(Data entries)
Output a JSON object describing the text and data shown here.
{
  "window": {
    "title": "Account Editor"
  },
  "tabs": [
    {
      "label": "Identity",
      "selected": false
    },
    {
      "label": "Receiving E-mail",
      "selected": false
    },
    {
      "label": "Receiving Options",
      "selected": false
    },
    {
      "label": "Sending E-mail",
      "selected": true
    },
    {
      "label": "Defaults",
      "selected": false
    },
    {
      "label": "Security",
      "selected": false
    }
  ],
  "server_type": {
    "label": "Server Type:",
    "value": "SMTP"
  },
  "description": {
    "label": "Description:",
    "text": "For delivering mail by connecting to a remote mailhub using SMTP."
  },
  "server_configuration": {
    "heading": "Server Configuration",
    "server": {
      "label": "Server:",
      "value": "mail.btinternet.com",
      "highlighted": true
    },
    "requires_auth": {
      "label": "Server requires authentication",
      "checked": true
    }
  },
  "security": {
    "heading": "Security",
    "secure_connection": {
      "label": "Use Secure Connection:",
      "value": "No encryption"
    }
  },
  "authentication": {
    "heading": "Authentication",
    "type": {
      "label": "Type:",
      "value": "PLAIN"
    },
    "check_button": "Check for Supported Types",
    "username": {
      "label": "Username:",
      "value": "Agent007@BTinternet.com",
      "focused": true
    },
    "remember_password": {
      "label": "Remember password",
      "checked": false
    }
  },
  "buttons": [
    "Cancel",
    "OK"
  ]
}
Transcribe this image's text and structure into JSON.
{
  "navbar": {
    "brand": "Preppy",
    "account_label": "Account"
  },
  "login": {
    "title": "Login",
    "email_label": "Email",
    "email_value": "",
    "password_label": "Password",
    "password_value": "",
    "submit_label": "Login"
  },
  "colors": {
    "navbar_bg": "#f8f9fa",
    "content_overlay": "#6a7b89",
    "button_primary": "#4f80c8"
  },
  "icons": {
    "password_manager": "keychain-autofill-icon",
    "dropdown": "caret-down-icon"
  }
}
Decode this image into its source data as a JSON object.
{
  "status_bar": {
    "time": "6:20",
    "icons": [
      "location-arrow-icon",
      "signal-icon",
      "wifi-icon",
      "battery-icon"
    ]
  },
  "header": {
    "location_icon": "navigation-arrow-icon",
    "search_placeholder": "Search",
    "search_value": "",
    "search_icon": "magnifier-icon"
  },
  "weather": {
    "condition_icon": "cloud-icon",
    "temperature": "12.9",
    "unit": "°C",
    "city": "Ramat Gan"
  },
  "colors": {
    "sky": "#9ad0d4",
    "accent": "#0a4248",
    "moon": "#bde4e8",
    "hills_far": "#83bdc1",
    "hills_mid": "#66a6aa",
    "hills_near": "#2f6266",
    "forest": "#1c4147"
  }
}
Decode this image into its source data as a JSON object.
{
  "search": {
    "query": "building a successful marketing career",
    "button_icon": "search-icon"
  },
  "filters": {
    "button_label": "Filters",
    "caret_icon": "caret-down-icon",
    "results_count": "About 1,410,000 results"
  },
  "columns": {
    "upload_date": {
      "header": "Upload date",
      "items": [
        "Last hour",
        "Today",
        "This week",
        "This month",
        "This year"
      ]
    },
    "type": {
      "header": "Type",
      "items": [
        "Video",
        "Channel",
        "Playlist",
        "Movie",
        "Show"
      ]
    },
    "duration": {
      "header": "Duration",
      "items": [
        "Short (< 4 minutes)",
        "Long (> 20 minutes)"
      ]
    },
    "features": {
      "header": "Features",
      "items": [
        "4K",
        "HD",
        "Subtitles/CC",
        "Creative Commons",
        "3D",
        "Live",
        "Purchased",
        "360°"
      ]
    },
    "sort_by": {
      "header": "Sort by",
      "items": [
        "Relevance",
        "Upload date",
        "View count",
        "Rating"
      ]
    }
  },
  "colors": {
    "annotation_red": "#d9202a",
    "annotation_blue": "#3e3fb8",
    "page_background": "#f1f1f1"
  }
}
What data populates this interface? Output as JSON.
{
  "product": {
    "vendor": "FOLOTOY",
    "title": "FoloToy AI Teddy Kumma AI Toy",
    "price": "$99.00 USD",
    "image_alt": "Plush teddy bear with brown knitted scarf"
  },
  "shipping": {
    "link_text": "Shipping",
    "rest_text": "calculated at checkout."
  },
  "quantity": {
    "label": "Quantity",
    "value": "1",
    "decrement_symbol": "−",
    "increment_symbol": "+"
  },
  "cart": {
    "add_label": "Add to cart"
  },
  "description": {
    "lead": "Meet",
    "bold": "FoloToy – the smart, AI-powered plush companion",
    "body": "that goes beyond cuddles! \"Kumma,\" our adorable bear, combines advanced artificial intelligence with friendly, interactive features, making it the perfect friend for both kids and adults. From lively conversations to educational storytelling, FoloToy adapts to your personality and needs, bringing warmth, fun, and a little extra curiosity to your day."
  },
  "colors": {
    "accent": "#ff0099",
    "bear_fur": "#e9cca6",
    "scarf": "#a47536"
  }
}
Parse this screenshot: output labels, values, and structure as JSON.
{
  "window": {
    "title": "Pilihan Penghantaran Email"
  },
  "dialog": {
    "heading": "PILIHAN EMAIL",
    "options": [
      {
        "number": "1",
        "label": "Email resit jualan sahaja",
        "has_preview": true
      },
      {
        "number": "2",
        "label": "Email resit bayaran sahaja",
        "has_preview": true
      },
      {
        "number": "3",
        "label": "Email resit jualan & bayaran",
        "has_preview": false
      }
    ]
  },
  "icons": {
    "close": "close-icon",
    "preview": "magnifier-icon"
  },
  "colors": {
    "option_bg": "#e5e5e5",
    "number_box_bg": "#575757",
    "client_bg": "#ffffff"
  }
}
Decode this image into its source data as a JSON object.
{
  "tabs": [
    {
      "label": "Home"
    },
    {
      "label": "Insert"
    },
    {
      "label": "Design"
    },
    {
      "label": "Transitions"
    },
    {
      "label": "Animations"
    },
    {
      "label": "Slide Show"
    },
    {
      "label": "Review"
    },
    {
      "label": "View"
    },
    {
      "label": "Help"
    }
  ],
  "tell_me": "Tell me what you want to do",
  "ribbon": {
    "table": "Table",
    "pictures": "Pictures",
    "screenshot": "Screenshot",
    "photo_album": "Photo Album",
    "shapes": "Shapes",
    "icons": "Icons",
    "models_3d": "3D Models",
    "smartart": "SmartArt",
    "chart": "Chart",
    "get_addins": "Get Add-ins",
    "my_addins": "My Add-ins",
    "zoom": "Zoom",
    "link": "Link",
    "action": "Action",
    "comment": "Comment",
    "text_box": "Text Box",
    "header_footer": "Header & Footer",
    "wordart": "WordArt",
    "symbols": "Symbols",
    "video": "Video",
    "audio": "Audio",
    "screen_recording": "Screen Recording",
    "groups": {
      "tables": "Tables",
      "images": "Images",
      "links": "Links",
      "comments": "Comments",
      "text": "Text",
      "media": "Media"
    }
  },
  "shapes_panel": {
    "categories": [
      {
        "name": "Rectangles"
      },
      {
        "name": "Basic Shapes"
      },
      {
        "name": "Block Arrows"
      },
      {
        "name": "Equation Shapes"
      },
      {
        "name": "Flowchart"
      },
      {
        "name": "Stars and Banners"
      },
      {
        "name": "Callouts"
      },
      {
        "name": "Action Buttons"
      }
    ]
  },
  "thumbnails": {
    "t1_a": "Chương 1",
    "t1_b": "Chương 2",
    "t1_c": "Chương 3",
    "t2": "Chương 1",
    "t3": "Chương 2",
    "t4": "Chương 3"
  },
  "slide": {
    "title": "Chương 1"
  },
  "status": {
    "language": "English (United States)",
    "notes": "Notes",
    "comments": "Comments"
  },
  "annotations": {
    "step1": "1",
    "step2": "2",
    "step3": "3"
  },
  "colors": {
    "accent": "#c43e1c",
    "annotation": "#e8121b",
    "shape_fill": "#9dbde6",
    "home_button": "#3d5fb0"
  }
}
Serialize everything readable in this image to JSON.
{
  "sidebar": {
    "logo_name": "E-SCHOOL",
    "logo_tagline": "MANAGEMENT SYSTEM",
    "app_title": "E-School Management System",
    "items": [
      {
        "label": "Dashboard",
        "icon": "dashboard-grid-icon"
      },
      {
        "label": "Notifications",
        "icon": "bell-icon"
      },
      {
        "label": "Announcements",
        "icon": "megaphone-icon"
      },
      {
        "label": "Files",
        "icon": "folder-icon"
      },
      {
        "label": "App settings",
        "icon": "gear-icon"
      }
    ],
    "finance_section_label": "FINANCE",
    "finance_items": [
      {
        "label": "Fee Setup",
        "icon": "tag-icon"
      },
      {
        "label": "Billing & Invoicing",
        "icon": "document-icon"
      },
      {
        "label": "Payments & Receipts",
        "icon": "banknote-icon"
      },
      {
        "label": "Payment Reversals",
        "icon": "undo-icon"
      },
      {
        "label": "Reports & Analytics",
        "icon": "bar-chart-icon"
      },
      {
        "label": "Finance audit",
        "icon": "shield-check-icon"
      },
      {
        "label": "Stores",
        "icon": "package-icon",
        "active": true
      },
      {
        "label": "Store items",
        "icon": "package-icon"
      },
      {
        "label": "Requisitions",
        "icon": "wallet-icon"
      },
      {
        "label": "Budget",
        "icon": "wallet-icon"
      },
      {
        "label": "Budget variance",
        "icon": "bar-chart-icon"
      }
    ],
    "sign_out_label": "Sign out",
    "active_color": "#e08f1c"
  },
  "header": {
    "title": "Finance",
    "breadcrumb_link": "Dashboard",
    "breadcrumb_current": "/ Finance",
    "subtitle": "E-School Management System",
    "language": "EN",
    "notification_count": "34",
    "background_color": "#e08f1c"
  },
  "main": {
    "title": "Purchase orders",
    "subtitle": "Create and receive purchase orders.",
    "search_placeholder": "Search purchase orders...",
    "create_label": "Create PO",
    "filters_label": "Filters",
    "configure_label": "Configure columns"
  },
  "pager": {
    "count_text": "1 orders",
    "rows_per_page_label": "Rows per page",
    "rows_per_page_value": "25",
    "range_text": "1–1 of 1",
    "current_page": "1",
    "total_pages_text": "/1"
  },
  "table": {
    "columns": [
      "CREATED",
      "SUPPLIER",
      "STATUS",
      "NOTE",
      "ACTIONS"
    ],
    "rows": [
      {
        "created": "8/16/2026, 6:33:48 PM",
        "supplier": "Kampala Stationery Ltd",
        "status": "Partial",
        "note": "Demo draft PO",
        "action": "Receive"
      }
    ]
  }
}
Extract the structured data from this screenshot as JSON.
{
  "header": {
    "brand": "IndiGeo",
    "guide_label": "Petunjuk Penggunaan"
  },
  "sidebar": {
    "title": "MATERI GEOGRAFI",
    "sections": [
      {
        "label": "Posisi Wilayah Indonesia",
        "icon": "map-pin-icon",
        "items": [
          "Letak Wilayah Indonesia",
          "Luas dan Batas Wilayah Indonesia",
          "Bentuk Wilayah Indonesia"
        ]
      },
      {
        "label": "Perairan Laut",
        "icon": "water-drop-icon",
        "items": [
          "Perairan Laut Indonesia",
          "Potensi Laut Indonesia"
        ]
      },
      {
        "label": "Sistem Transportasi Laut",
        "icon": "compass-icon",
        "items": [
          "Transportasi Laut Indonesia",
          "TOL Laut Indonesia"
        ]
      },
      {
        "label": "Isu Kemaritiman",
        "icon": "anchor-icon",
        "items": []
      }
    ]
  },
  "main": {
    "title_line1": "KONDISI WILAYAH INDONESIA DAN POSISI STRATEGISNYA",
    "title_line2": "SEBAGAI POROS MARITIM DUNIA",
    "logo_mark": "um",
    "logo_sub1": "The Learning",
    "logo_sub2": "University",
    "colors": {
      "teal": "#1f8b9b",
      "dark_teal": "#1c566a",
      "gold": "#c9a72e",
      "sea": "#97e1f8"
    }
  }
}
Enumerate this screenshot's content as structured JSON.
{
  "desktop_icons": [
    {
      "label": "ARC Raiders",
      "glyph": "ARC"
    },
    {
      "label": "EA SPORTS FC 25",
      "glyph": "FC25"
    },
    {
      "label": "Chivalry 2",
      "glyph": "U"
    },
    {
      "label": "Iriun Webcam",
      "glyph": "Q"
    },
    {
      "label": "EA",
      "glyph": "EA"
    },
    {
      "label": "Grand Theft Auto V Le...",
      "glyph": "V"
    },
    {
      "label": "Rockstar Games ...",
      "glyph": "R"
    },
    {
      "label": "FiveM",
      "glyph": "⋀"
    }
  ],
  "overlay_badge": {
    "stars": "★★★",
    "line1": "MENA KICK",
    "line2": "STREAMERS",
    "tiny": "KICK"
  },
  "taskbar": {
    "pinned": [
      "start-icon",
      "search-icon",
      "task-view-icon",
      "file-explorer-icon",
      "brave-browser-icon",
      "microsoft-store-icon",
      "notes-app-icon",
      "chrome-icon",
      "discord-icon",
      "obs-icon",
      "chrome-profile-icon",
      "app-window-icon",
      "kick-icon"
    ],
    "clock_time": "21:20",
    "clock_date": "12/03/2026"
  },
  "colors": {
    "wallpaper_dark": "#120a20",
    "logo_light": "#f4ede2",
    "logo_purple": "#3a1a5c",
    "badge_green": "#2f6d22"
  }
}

YOUR INSTRUCTIONS:
Gather each line from the entries above that includes the word "JSON".

THE COMPLETED TASK:
Output a JSON object describing the text and data shown here.
Transcribe this image's text and structure into JSON.
Decode this image into its source data as a JSON object.
Decode this image into its source data as a JSON object.
What data populates this interface? Output as JSON.
Parse this screenshot: output labels, values, and structure as JSON.
Decode this image into its source data as a JSON object.
Serialize everything readable in this image to JSON.
Extract the structured data from this screenshot as JSON.
Enumerate this screenshot's content as structured JSON.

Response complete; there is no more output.